■ SUPPLIED RECORDS:
----------

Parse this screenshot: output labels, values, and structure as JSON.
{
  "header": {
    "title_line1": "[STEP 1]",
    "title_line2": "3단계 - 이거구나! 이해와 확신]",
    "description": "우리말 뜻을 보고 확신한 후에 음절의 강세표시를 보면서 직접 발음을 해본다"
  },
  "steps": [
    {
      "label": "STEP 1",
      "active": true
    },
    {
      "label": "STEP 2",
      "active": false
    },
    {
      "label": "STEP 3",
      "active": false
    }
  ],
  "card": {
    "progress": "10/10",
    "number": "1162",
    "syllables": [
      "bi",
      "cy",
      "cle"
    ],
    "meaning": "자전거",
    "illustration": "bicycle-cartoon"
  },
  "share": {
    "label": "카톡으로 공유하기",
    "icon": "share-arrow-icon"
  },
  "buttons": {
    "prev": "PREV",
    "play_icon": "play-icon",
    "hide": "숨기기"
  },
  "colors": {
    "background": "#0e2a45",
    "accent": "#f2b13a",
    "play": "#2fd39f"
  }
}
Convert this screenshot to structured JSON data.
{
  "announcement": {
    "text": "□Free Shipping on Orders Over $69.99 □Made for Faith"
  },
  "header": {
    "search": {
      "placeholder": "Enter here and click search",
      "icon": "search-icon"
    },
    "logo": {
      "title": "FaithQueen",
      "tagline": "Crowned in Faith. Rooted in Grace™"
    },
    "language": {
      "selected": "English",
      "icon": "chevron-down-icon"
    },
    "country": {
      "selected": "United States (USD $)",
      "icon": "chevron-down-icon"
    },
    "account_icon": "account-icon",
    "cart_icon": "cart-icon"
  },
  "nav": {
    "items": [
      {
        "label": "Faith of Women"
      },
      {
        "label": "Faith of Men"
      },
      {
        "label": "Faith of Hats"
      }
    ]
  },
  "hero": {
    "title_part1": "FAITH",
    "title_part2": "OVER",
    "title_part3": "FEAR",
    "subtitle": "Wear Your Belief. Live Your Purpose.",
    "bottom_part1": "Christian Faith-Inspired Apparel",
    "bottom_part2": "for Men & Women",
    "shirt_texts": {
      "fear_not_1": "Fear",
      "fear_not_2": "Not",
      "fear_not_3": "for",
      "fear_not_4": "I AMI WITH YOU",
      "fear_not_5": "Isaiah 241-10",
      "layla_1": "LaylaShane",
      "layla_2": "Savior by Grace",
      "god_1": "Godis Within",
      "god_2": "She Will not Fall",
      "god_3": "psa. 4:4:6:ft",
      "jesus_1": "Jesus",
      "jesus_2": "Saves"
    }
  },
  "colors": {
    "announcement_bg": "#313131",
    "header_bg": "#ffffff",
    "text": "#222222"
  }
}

----------

Repeat all of the entries exactly.

Parse this screenshot: output labels, values, and structure as JSON.
{
  "header": {
    "title_line1": "[STEP 1]",
    "title_line2": "3단계 - 이거구나! 이해와 확신]",
    "description": "우리말 뜻을 보고 확신한 후에 음절의 강세표시를 보면서 직접 발음을 해본다"
  },
  "steps": [
    {
      "label": "STEP 1",
      "active": true
    },
    {
      "label": "STEP 2",
      "active": false
    },
    {
      "label": "STEP 3",
      "active": false
    }
  ],
  "card": {
    "progress": "10/10",
    "number": "1162",
    "syllables": [
      "bi",
      "cy",
      "cle"
    ],
    "meaning": "자전거",
    "illustration": "bicycle-cartoon"
  },
  "share": {
    "label": "카톡으로 공유하기",
    "icon": "share-arrow-icon"
  },
  "buttons": {
    "prev": "PREV",
    "play_icon": "play-icon",
    "hide": "숨기기"
  },
  "colors": {
    "background": "#0e2a45",
    "accent": "#f2b13a",
    "play": "#2fd39f"
  }
}
Convert this screenshot to structured JSON data.
{
  "announcement": {
    "text": "□Free Shipping on Orders Over $69.99 □Made for Faith"
  },
  "header": {
    "search": {
      "placeholder": "Enter here and click search",
      "icon": "search-icon"
    },
    "logo": {
      "title": "FaithQueen",
      "tagline": "Crowned in Faith. Rooted in Grace™"
    },
    "language": {
      "selected": "English",
      "icon": "chevron-down-icon"
    },
    "country": {
      "selected": "United States (USD $)",
      "icon": "chevron-down-icon"
    },
    "account_icon": "account-icon",
    "cart_icon": "cart-icon"
  },
  "nav": {
    "items": [
      {
        "label": "Faith of Women"
      },
      {
        "label": "Faith of Men"
      },
      {
        "label": "Faith of Hats"
      }
    ]
  },
  "hero": {
    "title_part1": "FAITH",
    "title_part2": "OVER",
    "title_part3": "FEAR",
    "subtitle": "Wear Your Belief. Live Your Purpose.",
    "bottom_part1": "Christian Faith-Inspired Apparel",
    "bottom_part2": "for Men & Women",
    "shirt_texts": {
      "fear_not_1": "Fear",
      "fear_not_2": "Not",
      "fear_not_3": "for",
      "fear_not_4": "I AMI WITH YOU",
      "fear_not_5": "Isaiah 241-10",
      "layla_1": "LaylaShane",
      "layla_2": "Savior by Grace",
      "god_1": "Godis Within",
      "god_2": "She Will not Fall",
      "god_3": "psa. 4:4:6:ft",
      "jesus_1": "Jesus",
      "jesus_2": "Saves"
    }
  },
  "colors": {
    "announcement_bg": "#313131",
    "header_bg": "#ffffff",
    "text": "#222222"
  }
}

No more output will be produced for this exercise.